# Exercise
Using the listing below, please gather every line containing the word "根据题意得".

# Extracted material
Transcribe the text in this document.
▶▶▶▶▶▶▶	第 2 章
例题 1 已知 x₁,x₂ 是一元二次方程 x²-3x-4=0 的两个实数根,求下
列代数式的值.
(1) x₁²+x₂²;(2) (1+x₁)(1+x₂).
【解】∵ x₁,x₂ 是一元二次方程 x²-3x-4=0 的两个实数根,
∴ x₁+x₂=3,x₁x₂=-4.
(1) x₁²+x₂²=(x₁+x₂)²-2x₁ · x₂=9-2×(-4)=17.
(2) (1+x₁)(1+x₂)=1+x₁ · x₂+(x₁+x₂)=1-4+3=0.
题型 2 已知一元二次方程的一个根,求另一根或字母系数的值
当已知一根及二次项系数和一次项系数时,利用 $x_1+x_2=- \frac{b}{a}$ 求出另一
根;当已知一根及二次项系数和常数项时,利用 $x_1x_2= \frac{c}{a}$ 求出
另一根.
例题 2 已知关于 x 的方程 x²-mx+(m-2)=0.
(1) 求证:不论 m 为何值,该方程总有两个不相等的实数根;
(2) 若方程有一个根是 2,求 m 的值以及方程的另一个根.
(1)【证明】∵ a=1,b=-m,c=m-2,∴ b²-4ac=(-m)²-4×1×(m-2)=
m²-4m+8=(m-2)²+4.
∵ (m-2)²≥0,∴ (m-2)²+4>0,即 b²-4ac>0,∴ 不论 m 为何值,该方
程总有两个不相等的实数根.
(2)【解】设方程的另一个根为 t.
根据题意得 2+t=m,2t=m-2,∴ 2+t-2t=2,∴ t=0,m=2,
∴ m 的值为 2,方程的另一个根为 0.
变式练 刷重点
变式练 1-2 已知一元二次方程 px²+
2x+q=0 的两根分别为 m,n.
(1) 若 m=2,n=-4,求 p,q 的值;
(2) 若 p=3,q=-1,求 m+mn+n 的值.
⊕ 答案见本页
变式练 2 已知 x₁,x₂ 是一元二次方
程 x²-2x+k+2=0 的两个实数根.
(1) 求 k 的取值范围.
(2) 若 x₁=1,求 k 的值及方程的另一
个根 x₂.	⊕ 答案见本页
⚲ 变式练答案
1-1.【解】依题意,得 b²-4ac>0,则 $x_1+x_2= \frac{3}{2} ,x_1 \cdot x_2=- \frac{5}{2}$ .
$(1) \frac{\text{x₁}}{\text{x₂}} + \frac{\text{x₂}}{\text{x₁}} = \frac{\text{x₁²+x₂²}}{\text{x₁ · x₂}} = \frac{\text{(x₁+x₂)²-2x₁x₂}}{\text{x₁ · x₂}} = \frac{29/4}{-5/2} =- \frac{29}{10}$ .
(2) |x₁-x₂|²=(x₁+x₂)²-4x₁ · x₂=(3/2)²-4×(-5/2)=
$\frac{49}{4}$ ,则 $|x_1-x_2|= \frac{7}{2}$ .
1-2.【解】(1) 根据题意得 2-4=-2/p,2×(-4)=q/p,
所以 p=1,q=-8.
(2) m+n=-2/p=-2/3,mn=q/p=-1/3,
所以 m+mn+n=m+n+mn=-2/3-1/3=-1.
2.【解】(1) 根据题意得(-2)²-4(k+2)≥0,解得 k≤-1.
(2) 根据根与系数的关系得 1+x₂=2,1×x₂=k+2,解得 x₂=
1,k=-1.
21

# The completed task
根据题意得 2+t=m,2t=m-2,∴ 2+t-2t=2,∴ t=0,m=2,
1-2.【解】(1) 根据题意得 2-4=-2/p,2×(-4)=q/p,
2.【解】(1) 根据题意得(-2)²-4(k+2)≥0,解得 k≤-1.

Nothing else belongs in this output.